Some records
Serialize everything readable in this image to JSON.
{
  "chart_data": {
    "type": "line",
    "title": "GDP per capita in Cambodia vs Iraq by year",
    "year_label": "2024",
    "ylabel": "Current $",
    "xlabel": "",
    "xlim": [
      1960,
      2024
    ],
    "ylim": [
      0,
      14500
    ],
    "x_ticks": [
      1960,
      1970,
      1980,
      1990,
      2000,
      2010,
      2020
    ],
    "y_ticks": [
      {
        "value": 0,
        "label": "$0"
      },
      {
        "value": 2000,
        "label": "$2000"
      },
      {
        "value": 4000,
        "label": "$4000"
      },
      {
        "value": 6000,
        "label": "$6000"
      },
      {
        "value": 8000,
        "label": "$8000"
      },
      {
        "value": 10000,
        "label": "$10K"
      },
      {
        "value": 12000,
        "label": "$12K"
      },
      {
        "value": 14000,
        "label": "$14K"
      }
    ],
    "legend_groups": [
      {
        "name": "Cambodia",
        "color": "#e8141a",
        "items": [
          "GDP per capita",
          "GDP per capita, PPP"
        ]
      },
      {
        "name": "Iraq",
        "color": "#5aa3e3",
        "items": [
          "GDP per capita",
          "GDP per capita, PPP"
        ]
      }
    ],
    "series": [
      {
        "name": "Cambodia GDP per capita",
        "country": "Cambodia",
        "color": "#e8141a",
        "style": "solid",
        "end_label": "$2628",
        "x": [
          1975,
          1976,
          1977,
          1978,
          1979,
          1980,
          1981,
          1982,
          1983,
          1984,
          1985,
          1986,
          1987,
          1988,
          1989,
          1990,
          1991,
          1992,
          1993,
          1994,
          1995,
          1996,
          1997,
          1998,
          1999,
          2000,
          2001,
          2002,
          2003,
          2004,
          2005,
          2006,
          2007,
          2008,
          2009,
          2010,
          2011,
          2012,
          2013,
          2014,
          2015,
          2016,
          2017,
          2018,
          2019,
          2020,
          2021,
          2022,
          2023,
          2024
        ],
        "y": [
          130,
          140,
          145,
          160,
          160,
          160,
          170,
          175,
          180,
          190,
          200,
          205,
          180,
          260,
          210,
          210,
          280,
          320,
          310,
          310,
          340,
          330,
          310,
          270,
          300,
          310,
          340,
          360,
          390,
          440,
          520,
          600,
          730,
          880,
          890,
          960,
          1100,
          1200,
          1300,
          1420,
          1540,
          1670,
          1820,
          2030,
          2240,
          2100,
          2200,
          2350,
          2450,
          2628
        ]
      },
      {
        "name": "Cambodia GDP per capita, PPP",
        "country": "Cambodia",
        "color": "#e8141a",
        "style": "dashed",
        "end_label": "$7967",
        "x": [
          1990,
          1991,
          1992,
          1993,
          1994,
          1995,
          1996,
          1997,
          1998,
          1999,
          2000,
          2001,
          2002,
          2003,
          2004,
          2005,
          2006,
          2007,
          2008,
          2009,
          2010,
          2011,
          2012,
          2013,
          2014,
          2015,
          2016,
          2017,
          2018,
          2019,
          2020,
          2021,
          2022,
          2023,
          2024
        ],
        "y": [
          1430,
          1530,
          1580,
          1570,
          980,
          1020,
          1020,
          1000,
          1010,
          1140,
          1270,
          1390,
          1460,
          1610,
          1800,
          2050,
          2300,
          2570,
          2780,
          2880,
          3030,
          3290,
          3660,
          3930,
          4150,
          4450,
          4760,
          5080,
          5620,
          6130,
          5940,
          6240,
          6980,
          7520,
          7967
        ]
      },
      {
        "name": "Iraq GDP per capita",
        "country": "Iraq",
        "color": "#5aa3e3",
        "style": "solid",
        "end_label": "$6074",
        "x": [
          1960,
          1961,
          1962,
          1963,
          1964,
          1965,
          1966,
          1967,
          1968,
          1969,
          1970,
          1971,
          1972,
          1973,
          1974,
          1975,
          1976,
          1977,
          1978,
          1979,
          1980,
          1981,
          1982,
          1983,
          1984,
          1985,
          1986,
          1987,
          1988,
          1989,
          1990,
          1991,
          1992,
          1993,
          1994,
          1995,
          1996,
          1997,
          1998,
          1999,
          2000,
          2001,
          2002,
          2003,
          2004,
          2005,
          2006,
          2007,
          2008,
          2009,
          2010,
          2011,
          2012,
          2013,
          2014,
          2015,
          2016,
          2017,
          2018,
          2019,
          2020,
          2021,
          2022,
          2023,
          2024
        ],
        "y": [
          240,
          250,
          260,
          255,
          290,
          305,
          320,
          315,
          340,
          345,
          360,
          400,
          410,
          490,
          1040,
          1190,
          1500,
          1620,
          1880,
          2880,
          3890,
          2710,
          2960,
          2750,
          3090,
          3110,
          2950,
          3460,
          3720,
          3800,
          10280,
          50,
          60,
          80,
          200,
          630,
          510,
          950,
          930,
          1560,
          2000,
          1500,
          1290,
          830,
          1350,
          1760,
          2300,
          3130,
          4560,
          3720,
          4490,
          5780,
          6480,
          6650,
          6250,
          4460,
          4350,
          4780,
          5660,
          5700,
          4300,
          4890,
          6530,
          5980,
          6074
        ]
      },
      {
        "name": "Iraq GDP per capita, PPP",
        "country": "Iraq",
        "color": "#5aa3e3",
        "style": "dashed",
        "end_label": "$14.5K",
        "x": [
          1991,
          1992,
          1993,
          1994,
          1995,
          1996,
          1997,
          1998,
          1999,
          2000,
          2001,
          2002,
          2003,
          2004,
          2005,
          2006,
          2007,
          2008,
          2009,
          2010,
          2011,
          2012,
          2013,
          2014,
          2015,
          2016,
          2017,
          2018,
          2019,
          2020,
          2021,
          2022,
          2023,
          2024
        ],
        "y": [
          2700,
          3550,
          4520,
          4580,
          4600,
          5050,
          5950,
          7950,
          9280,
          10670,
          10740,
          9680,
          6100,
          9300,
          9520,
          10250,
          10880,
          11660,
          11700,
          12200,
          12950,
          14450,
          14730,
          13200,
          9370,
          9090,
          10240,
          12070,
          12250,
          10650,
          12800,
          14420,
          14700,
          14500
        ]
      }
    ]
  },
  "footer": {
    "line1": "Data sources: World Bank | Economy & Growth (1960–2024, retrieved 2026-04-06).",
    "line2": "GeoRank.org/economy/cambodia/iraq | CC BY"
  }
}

Exercise task: Could you reproduce every record above exactly as it appears?

Output:
Serialize everything readable in this image to JSON.
{
  "chart_data": {
    "type": "line",
    "title": "GDP per capita in Cambodia vs Iraq by year",
    "year_label": "2024",
    "ylabel": "Current $",
    "xlabel": "",
    "xlim": [
      1960,
      2024
    ],
    "ylim": [
      0,
      14500
    ],
    "x_ticks": [
      1960,
      1970,
      1980,
      1990,
      2000,
      2010,
      2020
    ],
    "y_ticks": [
      {
        "value": 0,
        "label": "$0"
      },
      {
        "value": 2000,
        "label": "$2000"
      },
      {
        "value": 4000,
        "label": "$4000"
      },
      {
        "value": 6000,
        "label": "$6000"
      },
      {
        "value": 8000,
        "label": "$8000"
      },
      {
        "value": 10000,
        "label": "$10K"
      },
      {
        "value": 12000,
        "label": "$12K"
      },
      {
        "value": 14000,
        "label": "$14K"
      }
    ],
    "legend_groups": [
      {
        "name": "Cambodia",
        "color": "#e8141a",
        "items": [
          "GDP per capita",
          "GDP per capita, PPP"
        ]
      },
      {
        "name": "Iraq",
        "color": "#5aa3e3",
        "items": [
          "GDP per capita",
          "GDP per capita, PPP"
        ]
      }
    ],
    "series": [
      {
        "name": "Cambodia GDP per capita",
        "country": "Cambodia",
        "color": "#e8141a",
        "style": "solid",
        "end_label": "$2628",
        "x": [
          1975,
          1976,
          1977,
          1978,
          1979,
          1980,
          1981,
          1982,
          1983,
          1984,
          1985,
          1986,
          1987,
          1988,
          1989,
          1990,
          1991,
          1992,
          1993,
          1994,
          1995,
          1996,
          1997,
          1998,
          1999,
          2000,
          2001,
          2002,
          2003,
          2004,
          2005,
          2006,
          2007,
          2008,
          2009,
          2010,
          2011,
          2012,
          2013,
          2014,
          2015,
          2016,
          2017,
          2018,
          2019,
          2020,
          2021,
          2022,
          2023,
          2024
        ],
        "y": [
          130,
          140,
          145,
          160,
          160,
          160,
          170,
          175,
          180,
          190,
          200,
          205,
          180,
          260,
          210,
          210,
          280,
          320,
          310,
          310,
          340,
          330,
          310,
          270,
          300,
          310,
          340,
          360,
          390,
          440,
          520,
          600,
          730,
          880,
          890,
          960,
          1100,
          1200,
          1300,
          1420,
          1540,
          1670,
          1820,
          2030,
          2240,
          2100,
          2200,
          2350,
          2450,
          2628
        ]
      },
      {
        "name": "Cambodia GDP per capita, PPP",
        "country": "Cambodia",
        "color": "#e8141a",
        "style": "dashed",
        "end_label": "$7967",
        "x": [
          1990,
          1991,
          1992,
          1993,
          1994,
          1995,
          1996,
          1997,
          1998,
          1999,
          2000,
          2001,
          2002,
          2003,
          2004,
          2005,
          2006,
          2007,
          2008,
          2009,
          2010,
          2011,
          2012,
          2013,
          2014,
          2015,
          2016,
          2017,
          2018,
          2019,
          2020,
          2021,
          2022,
          2023,
          2024
        ],
        "y": [
          1430,
          1530,
          1580,
          1570,
          980,
          1020,
          1020,
          1000,
          1010,
          1140,
          1270,
          1390,
          1460,
          1610,
          1800,
          2050,
          2300,
          2570,
          2780,
          2880,
          3030,
          3290,
          3660,
          3930,
          4150,
          4450,
          4760,
          5080,
          5620,
          6130,
          5940,
          6240,
          6980,
          7520,
          7967
        ]
      },
      {
        "name": "Iraq GDP per capita",
        "country": "Iraq",
        "color": "#5aa3e3",
        "style": "solid",
        "end_label": "$6074",
        "x": [
          1960,
          1961,
          1962,
          1963,
          1964,
          1965,
          1966,
          1967,
          1968,
          1969,
          1970,
          1971,
          1972,
          1973,
          1974,
          1975,
          1976,
          1977,
          1978,
          1979,
          1980,
          1981,
          1982,
          1983,
          1984,
          1985,
          1986,
          1987,
          1988,
          1989,
          1990,
          1991,
          1992,
          1993,
          1994,
          1995,
          1996,
          1997,
          1998,
          1999,
          2000,
          2001,
          2002,
          2003,
          2004,
          2005,
          2006,
          2007,
          2008,
          2009,
          2010,
          2011,
          2012,
          2013,
          2014,
          2015,
          2016,
          2017,
          2018,
          2019,
          2020,
          2021,
          2022,
          2023,
          2024
        ],
        "y": [
          240,
          250,
          260,
          255,
          290,
          305,
          320,
          315,
          340,
          345,
          360,
          400,
          410,
          490,
          1040,
          1190,
          1500,
          1620,
          1880,
          2880,
          3890,
          2710,
          2960,
          2750,
          3090,
          3110,
          2950,
          3460,
          3720,
          3800,
          10280,
          50,
          60,
          80,
          200,
          630,
          510,
          950,
          930,
          1560,
          2000,
          1500,
          1290,
          830,
          1350,
          1760,
          2300,
          3130,
          4560,
          3720,
          4490,
          5780,
          6480,
          6650,
          6250,
          4460,
          4350,
          4780,
          5660,
          5700,
          4300,
          4890,
          6530,
          5980,
          6074
        ]
      },
      {
        "name": "Iraq GDP per capita, PPP",
        "country": "Iraq",
        "color": "#5aa3e3",
        "style": "dashed",
        "end_label": "$14.5K",
        "x": [
          1991,
          1992,
          1993,
          1994,
          1995,
          1996,
          1997,
          1998,
          1999,
          2000,
          2001,
          2002,
          2003,
          2004,
          2005,
          2006,
          2007,
          2008,
          2009,
          2010,
          2011,
          2012,
          2013,
          2014,
          2015,
          2016,
          2017,
          2018,
          2019,
          2020,
          2021,
          2022,
          2023,
          2024
        ],
        "y": [
          2700,
          3550,
          4520,
          4580,
          4600,
          5050,
          5950,
          7950,
          9280,
          10670,
          10740,
          9680,
          6100,
          9300,
          9520,
          10250,
          10880,
          11660,
          11700,
          12200,
          12950,
          14450,
          14730,
          13200,
          9370,
          9090,
          10240,
          12070,
          12250,
          10650,
          12800,
          14420,
          14700,
          14500
        ]
      }
    ]
  },
  "footer": {
    "line1": "Data sources: World Bank | Economy & Growth (1960–2024, retrieved 2026-04-06).",
    "line2": "GeoRank.org/economy/cambodia/iraq | CC BY"
  }
}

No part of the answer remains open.